[Collected data]
********************

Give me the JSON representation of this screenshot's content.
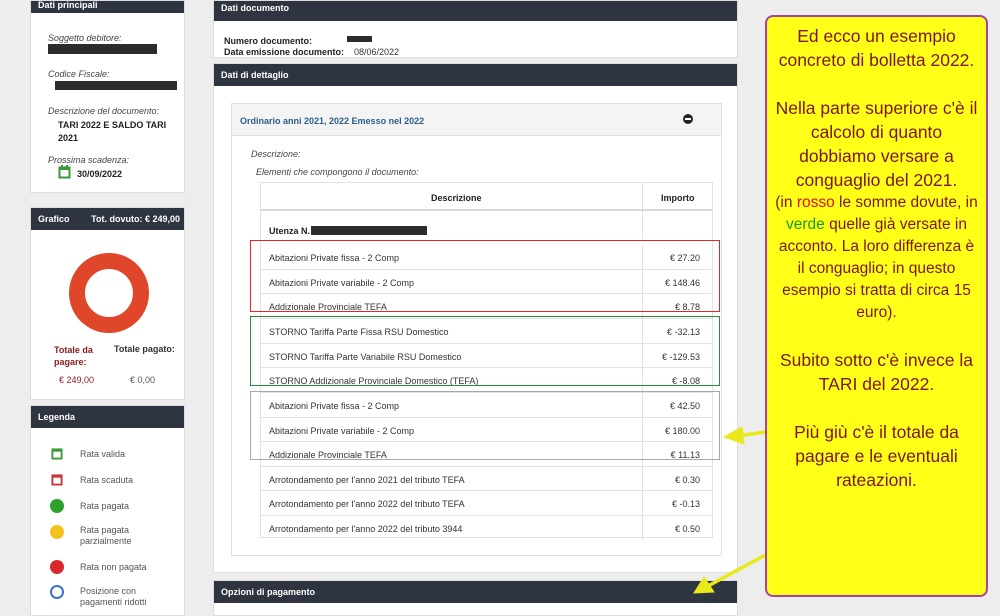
{
  "left": {
    "dati_principali": {
      "title": "Dati principali",
      "soggetto_label": "Soggetto debitore:",
      "codice_label": "Codice Fiscale:",
      "descrizione_label": "Descrizione del documento:",
      "descrizione_value": "TARI 2022 E SALDO TARI 2021",
      "scadenza_label": "Prossima scadenza:",
      "scadenza_value": "30/09/2022"
    },
    "grafico": {
      "title": "Grafico",
      "tot_dovuto": "Tot. dovuto: € 249,00",
      "totale_da_pagare_label": "Totale da pagare:",
      "totale_pagato_label": "Totale pagato:",
      "totale_da_pagare_value": "€ 249,00",
      "totale_pagato_value": "€ 0,00",
      "ring_color": "#e0462a"
    },
    "legenda": {
      "title": "Legenda",
      "items": [
        {
          "label": "Rata valida",
          "icon": "calendar-valid-icon",
          "color": "#3a9a3a"
        },
        {
          "label": "Rata scaduta",
          "icon": "calendar-expired-icon",
          "color": "#c8323a"
        },
        {
          "label": "Rata pagata",
          "icon": "green-dot-icon",
          "color": "#2ea02e"
        },
        {
          "label": "Rata pagata parzialmente",
          "icon": "yellow-dot-icon",
          "color": "#f2c21b"
        },
        {
          "label": "Rata non pagata",
          "icon": "red-dot-icon",
          "color": "#d8282c"
        },
        {
          "label": "Posizione con pagamenti ridotti",
          "icon": "reduced-payment-icon",
          "color": "#3a72c8"
        }
      ]
    }
  },
  "main": {
    "dati_documento": {
      "title": "Dati documento",
      "numero_label": "Numero documento:",
      "emissione_label": "Data emissione documento:",
      "emissione_value": "08/06/2022"
    },
    "dettaglio": {
      "title": "Dati di dettaglio",
      "section_title": "Ordinario anni 2021, 2022 Emesso nel 2022",
      "descrizione_label": "Descrizione:",
      "elementi_label": "Elementi che compongono il documento:",
      "col_descrizione": "Descrizione",
      "col_importo": "Importo",
      "utenza_label": "Utenza N.",
      "rows": [
        {
          "desc": "Abitazioni Private fissa - 2 Comp",
          "amount": "€ 27.20"
        },
        {
          "desc": "Abitazioni Private variabile - 2 Comp",
          "amount": "€ 148.46"
        },
        {
          "desc": "Addizionale Provinciale TEFA",
          "amount": "€ 8.78"
        },
        {
          "desc": "STORNO Tariffa Parte Fissa RSU Domestico",
          "amount": "€ -32.13"
        },
        {
          "desc": "STORNO Tariffa Parte Variabile RSU Domestico",
          "amount": "€ -129.53"
        },
        {
          "desc": "STORNO Addizionale Provinciale Domestico (TEFA)",
          "amount": "€ -8.08"
        },
        {
          "desc": "Abitazioni Private fissa - 2 Comp",
          "amount": "€ 42.50"
        },
        {
          "desc": "Abitazioni Private variabile - 2 Comp",
          "amount": "€ 180.00"
        },
        {
          "desc": "Addizionale Provinciale TEFA",
          "amount": "€ 11.13"
        },
        {
          "desc": "Arrotondamento per l'anno 2021 del tributo TEFA",
          "amount": "€ 0.30"
        },
        {
          "desc": "Arrotondamento per l'anno 2022 del tributo TEFA",
          "amount": "€ -0.13"
        },
        {
          "desc": "Arrotondamento per l'anno 2022 del tributo 3944",
          "amount": "€ 0.50"
        }
      ]
    },
    "opzioni": {
      "title": "Opzioni di pagamento"
    }
  },
  "note": {
    "p1": "Ed ecco un esempio concreto di bolletta 2022.",
    "p2": "Nella parte superiore c'è il calcolo di quanto dobbiamo versare a conguaglio del 2021.",
    "p3a": "(in ",
    "p3_rosso": "rosso",
    "p3b": " le somme dovute, in ",
    "p3_verde": "verde",
    "p3c": " quelle già versate in acconto. La loro differenza è il conguaglio; in questo esempio si tratta di circa 15 euro).",
    "p4": "Subito sotto c'è invece la TARI del 2022.",
    "p5": "Più giù c'è il totale da pagare e le eventuali rateazioni.",
    "colors": {
      "text": "#7a1620",
      "rosso": "#e01010",
      "verde": "#1a9a1a",
      "box": "#ffff18",
      "border": "#a4449e"
    }
  },
  "annotation_colors": {
    "red": "#e0262a",
    "green": "#2a8a3a",
    "gray": "#a8a8a8",
    "arrow": "#e8e81a"
  }
}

********************

Print all the records again exactly; do not include any picture.

Give me the JSON representation of this screenshot's content.
{
  "left": {
    "dati_principali": {
      "title": "Dati principali",
      "soggetto_label": "Soggetto debitore:",
      "codice_label": "Codice Fiscale:",
      "descrizione_label": "Descrizione del documento:",
      "descrizione_value": "TARI 2022 E SALDO TARI 2021",
      "scadenza_label": "Prossima scadenza:",
      "scadenza_value": "30/09/2022"
    },
    "grafico": {
      "title": "Grafico",
      "tot_dovuto": "Tot. dovuto: € 249,00",
      "totale_da_pagare_label": "Totale da pagare:",
      "totale_pagato_label": "Totale pagato:",
      "totale_da_pagare_value": "€ 249,00",
      "totale_pagato_value": "€ 0,00",
      "ring_color": "#e0462a"
    },
    "legenda": {
      "title": "Legenda",
      "items": [
        {
          "label": "Rata valida",
          "icon": "calendar-valid-icon",
          "color": "#3a9a3a"
        },
        {
          "label": "Rata scaduta",
          "icon": "calendar-expired-icon",
          "color": "#c8323a"
        },
        {
          "label": "Rata pagata",
          "icon": "green-dot-icon",
          "color": "#2ea02e"
        },
        {
          "label": "Rata pagata parzialmente",
          "icon": "yellow-dot-icon",
          "color": "#f2c21b"
        },
        {
          "label": "Rata non pagata",
          "icon": "red-dot-icon",
          "color": "#d8282c"
        },
        {
          "label": "Posizione con pagamenti ridotti",
          "icon": "reduced-payment-icon",
          "color": "#3a72c8"
        }
      ]
    }
  },
  "main": {
    "dati_documento": {
      "title": "Dati documento",
      "numero_label": "Numero documento:",
      "emissione_label": "Data emissione documento:",
      "emissione_value": "08/06/2022"
    },
    "dettaglio": {
      "title": "Dati di dettaglio",
      "section_title": "Ordinario anni 2021, 2022 Emesso nel 2022",
      "descrizione_label": "Descrizione:",
      "elementi_label": "Elementi che compongono il documento:",
      "col_descrizione": "Descrizione",
      "col_importo": "Importo",
      "utenza_label": "Utenza N.",
      "rows": [
        {
          "desc": "Abitazioni Private fissa - 2 Comp",
          "amount": "€ 27.20"
        },
        {
          "desc": "Abitazioni Private variabile - 2 Comp",
          "amount": "€ 148.46"
        },
        {
          "desc": "Addizionale Provinciale TEFA",
          "amount": "€ 8.78"
        },
        {
          "desc": "STORNO Tariffa Parte Fissa RSU Domestico",
          "amount": "€ -32.13"
        },
        {
          "desc": "STORNO Tariffa Parte Variabile RSU Domestico",
          "amount": "€ -129.53"
        },
        {
          "desc": "STORNO Addizionale Provinciale Domestico (TEFA)",
          "amount": "€ -8.08"
        },
        {
          "desc": "Abitazioni Private fissa - 2 Comp",
          "amount": "€ 42.50"
        },
        {
          "desc": "Abitazioni Private variabile - 2 Comp",
          "amount": "€ 180.00"
        },
        {
          "desc": "Addizionale Provinciale TEFA",
          "amount": "€ 11.13"
        },
        {
          "desc": "Arrotondamento per l'anno 2021 del tributo TEFA",
          "amount": "€ 0.30"
        },
        {
          "desc": "Arrotondamento per l'anno 2022 del tributo TEFA",
          "amount": "€ -0.13"
        },
        {
          "desc": "Arrotondamento per l'anno 2022 del tributo 3944",
          "amount": "€ 0.50"
        }
      ]
    },
    "opzioni": {
      "title": "Opzioni di pagamento"
    }
  },
  "note": {
    "p1": "Ed ecco un esempio concreto di bolletta 2022.",
    "p2": "Nella parte superiore c'è il calcolo di quanto dobbiamo versare a conguaglio del 2021.",
    "p3a": "(in ",
    "p3_rosso": "rosso",
    "p3b": " le somme dovute, in ",
    "p3_verde": "verde",
    "p3c": " quelle già versate in acconto. La loro differenza è il conguaglio; in questo esempio si tratta di circa 15 euro).",
    "p4": "Subito sotto c'è invece la TARI del 2022.",
    "p5": "Più giù c'è il totale da pagare e le eventuali rateazioni.",
    "colors": {
      "text": "#7a1620",
      "rosso": "#e01010",
      "verde": "#1a9a1a",
      "box": "#ffff18",
      "border": "#a4449e"
    }
  },
  "annotation_colors": {
    "red": "#e0262a",
    "green": "#2a8a3a",
    "gray": "#a8a8a8",
    "arrow": "#e8e81a"
  }
}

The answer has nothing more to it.